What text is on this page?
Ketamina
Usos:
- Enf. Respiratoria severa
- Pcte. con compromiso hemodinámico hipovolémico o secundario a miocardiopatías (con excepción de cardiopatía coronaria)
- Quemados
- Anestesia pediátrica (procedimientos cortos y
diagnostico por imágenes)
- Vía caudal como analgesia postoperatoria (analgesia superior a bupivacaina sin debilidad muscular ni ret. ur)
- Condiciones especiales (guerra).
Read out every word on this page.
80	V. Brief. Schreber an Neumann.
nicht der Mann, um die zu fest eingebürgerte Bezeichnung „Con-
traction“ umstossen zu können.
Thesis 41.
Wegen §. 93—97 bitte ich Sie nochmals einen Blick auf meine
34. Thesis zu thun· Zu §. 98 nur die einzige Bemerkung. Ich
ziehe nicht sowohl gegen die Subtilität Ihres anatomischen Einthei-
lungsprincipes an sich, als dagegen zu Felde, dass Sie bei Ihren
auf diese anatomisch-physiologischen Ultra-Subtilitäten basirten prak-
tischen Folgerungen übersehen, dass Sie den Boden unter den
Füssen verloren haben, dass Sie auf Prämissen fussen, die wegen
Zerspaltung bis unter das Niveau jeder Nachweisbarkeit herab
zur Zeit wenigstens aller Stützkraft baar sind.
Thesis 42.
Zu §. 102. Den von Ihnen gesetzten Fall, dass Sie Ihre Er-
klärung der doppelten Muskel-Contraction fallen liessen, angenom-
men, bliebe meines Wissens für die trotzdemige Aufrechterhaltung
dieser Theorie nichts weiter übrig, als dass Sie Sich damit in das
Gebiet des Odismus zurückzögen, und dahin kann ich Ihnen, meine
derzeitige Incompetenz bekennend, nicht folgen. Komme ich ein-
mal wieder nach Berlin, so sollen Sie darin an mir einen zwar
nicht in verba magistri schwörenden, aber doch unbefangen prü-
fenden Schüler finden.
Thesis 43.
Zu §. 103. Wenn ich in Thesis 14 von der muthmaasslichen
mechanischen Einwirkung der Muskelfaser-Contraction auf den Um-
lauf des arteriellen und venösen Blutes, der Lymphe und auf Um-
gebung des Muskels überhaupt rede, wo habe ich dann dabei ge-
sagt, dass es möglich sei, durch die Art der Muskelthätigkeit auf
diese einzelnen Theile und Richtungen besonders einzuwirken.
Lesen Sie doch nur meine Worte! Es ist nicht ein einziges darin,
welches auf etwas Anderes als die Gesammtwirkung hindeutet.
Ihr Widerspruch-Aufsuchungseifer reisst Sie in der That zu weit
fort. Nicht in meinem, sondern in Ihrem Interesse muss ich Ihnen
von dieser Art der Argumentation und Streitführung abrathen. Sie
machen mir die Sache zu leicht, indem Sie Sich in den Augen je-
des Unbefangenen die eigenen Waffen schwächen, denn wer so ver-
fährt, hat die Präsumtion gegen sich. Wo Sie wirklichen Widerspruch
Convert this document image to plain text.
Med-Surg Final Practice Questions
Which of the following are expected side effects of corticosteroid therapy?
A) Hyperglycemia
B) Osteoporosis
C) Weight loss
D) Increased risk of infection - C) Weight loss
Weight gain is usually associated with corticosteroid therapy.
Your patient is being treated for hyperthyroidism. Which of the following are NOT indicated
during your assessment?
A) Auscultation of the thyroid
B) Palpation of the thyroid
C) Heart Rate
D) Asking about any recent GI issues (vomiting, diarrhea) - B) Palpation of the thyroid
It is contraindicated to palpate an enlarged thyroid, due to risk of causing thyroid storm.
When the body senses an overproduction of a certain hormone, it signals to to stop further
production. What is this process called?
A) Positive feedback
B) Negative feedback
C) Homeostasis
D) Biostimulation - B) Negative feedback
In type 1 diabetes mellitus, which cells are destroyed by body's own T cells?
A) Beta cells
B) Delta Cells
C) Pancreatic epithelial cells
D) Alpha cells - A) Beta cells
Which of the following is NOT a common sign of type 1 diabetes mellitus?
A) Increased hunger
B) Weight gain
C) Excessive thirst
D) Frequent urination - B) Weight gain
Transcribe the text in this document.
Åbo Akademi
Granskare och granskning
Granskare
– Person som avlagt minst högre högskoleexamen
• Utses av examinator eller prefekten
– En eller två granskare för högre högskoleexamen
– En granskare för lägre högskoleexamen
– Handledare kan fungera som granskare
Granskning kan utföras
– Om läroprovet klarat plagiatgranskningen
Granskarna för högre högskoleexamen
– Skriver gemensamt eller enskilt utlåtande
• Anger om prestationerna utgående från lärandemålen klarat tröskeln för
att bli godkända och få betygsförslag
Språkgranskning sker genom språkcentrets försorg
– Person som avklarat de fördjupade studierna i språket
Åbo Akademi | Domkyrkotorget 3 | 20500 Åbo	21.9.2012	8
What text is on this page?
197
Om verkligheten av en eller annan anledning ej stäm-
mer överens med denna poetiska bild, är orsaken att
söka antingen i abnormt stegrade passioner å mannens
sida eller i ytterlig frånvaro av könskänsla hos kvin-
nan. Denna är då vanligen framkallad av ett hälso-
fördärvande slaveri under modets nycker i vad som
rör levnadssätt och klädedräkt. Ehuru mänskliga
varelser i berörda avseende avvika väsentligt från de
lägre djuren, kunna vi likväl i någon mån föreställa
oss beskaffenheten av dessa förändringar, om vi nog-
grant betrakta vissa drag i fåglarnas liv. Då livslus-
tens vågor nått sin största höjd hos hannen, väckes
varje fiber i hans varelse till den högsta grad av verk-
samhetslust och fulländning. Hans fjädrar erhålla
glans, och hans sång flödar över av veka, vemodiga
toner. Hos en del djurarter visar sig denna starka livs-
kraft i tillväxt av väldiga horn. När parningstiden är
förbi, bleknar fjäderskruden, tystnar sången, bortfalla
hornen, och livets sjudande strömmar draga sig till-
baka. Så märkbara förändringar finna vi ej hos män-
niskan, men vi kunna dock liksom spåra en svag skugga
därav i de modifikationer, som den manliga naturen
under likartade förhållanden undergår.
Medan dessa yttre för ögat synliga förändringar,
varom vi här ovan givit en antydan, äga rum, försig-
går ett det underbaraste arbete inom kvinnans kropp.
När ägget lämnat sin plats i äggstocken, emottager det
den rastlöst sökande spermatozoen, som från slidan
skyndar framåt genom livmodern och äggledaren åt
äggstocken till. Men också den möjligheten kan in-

════

What you should do:
The listing above must be transcribed exactly, line by line.

Result of the task:
What text is on this page?
Ketamina
Usos:
- Enf. Respiratoria severa
- Pcte. con compromiso hemodinámico hipovolémico o secundario a miocardiopatías (con excepción de cardiopatía coronaria)
- Quemados
- Anestesia pediátrica (procedimientos cortos y
diagnostico por imágenes)
- Vía caudal como analgesia postoperatoria (analgesia superior a bupivacaina sin debilidad muscular ni ret. ur)
- Condiciones especiales (guerra).
Read out every word on this page.
80	V. Brief. Schreber an Neumann.
nicht der Mann, um die zu fest eingebürgerte Bezeichnung „Con-
traction“ umstossen zu können.
Thesis 41.
Wegen §. 93—97 bitte ich Sie nochmals einen Blick auf meine
34. Thesis zu thun· Zu §. 98 nur die einzige Bemerkung. Ich
ziehe nicht sowohl gegen die Subtilität Ihres anatomischen Einthei-
lungsprincipes an sich, als dagegen zu Felde, dass Sie bei Ihren
auf diese anatomisch-physiologischen Ultra-Subtilitäten basirten prak-
tischen Folgerungen übersehen, dass Sie den Boden unter den
Füssen verloren haben, dass Sie auf Prämissen fussen, die wegen
Zerspaltung bis unter das Niveau jeder Nachweisbarkeit herab
zur Zeit wenigstens aller Stützkraft baar sind.
Thesis 42.
Zu §. 102. Den von Ihnen gesetzten Fall, dass Sie Ihre Er-
klärung der doppelten Muskel-Contraction fallen liessen, angenom-
men, bliebe meines Wissens für die trotzdemige Aufrechterhaltung
dieser Theorie nichts weiter übrig, als dass Sie Sich damit in das
Gebiet des Odismus zurückzögen, und dahin kann ich Ihnen, meine
derzeitige Incompetenz bekennend, nicht folgen. Komme ich ein-
mal wieder nach Berlin, so sollen Sie darin an mir einen zwar
nicht in verba magistri schwörenden, aber doch unbefangen prü-
fenden Schüler finden.
Thesis 43.
Zu §. 103. Wenn ich in Thesis 14 von der muthmaasslichen
mechanischen Einwirkung der Muskelfaser-Contraction auf den Um-
lauf des arteriellen und venösen Blutes, der Lymphe und auf Um-
gebung des Muskels überhaupt rede, wo habe ich dann dabei ge-
sagt, dass es möglich sei, durch die Art der Muskelthätigkeit auf
diese einzelnen Theile und Richtungen besonders einzuwirken.
Lesen Sie doch nur meine Worte! Es ist nicht ein einziges darin,
welches auf etwas Anderes als die Gesammtwirkung hindeutet.
Ihr Widerspruch-Aufsuchungseifer reisst Sie in der That zu weit
fort. Nicht in meinem, sondern in Ihrem Interesse muss ich Ihnen
von dieser Art der Argumentation und Streitführung abrathen. Sie
machen mir die Sache zu leicht, indem Sie Sich in den Augen je-
des Unbefangenen die eigenen Waffen schwächen, denn wer so ver-
fährt, hat die Präsumtion gegen sich. Wo Sie wirklichen Widerspruch
Convert this document image to plain text.
Med-Surg Final Practice Questions
Which of the following are expected side effects of corticosteroid therapy?
A) Hyperglycemia
B) Osteoporosis
C) Weight loss
D) Increased risk of infection - C) Weight loss
Weight gain is usually associated with corticosteroid therapy.
Your patient is being treated for hyperthyroidism. Which of the following are NOT indicated
during your assessment?
A) Auscultation of the thyroid
B) Palpation of the thyroid
C) Heart Rate
D) Asking about any recent GI issues (vomiting, diarrhea) - B) Palpation of the thyroid
It is contraindicated to palpate an enlarged thyroid, due to risk of causing thyroid storm.
When the body senses an overproduction of a certain hormone, it signals to to stop further
production. What is this process called?
A) Positive feedback
B) Negative feedback
C) Homeostasis
D) Biostimulation - B) Negative feedback
In type 1 diabetes mellitus, which cells are destroyed by body's own T cells?
A) Beta cells
B) Delta Cells
C) Pancreatic epithelial cells
D) Alpha cells - A) Beta cells
Which of the following is NOT a common sign of type 1 diabetes mellitus?
A) Increased hunger
B) Weight gain
C) Excessive thirst
D) Frequent urination - B) Weight gain
Transcribe the text in this document.
Åbo Akademi
Granskare och granskning
Granskare
– Person som avlagt minst högre högskoleexamen
• Utses av examinator eller prefekten
– En eller två granskare för högre högskoleexamen
– En granskare för lägre högskoleexamen
– Handledare kan fungera som granskare
Granskning kan utföras
– Om läroprovet klarat plagiatgranskningen
Granskarna för högre högskoleexamen
– Skriver gemensamt eller enskilt utlåtande
• Anger om prestationerna utgående från lärandemålen klarat tröskeln för
att bli godkända och få betygsförslag
Språkgranskning sker genom språkcentrets försorg
– Person som avklarat de fördjupade studierna i språket
Åbo Akademi | Domkyrkotorget 3 | 20500 Åbo	21.9.2012	8
What text is on this page?
197
Om verkligheten av en eller annan anledning ej stäm-
mer överens med denna poetiska bild, är orsaken att
söka antingen i abnormt stegrade passioner å mannens
sida eller i ytterlig frånvaro av könskänsla hos kvin-
nan. Denna är då vanligen framkallad av ett hälso-
fördärvande slaveri under modets nycker i vad som
rör levnadssätt och klädedräkt. Ehuru mänskliga
varelser i berörda avseende avvika väsentligt från de
lägre djuren, kunna vi likväl i någon mån föreställa
oss beskaffenheten av dessa förändringar, om vi nog-
grant betrakta vissa drag i fåglarnas liv. Då livslus-
tens vågor nått sin största höjd hos hannen, väckes
varje fiber i hans varelse till den högsta grad av verk-
samhetslust och fulländning. Hans fjädrar erhålla
glans, och hans sång flödar över av veka, vemodiga
toner. Hos en del djurarter visar sig denna starka livs-
kraft i tillväxt av väldiga horn. När parningstiden är
förbi, bleknar fjäderskruden, tystnar sången, bortfalla
hornen, och livets sjudande strömmar draga sig till-
baka. Så märkbara förändringar finna vi ej hos män-
niskan, men vi kunna dock liksom spåra en svag skugga
därav i de modifikationer, som den manliga naturen
under likartade förhållanden undergår.
Medan dessa yttre för ögat synliga förändringar,
varom vi här ovan givit en antydan, äga rum, försig-
går ett det underbaraste arbete inom kvinnans kropp.
När ägget lämnat sin plats i äggstocken, emottager det
den rastlöst sökande spermatozoen, som från slidan
skyndar framåt genom livmodern och äggledaren åt
äggstocken till. Men också den möjligheten kan in-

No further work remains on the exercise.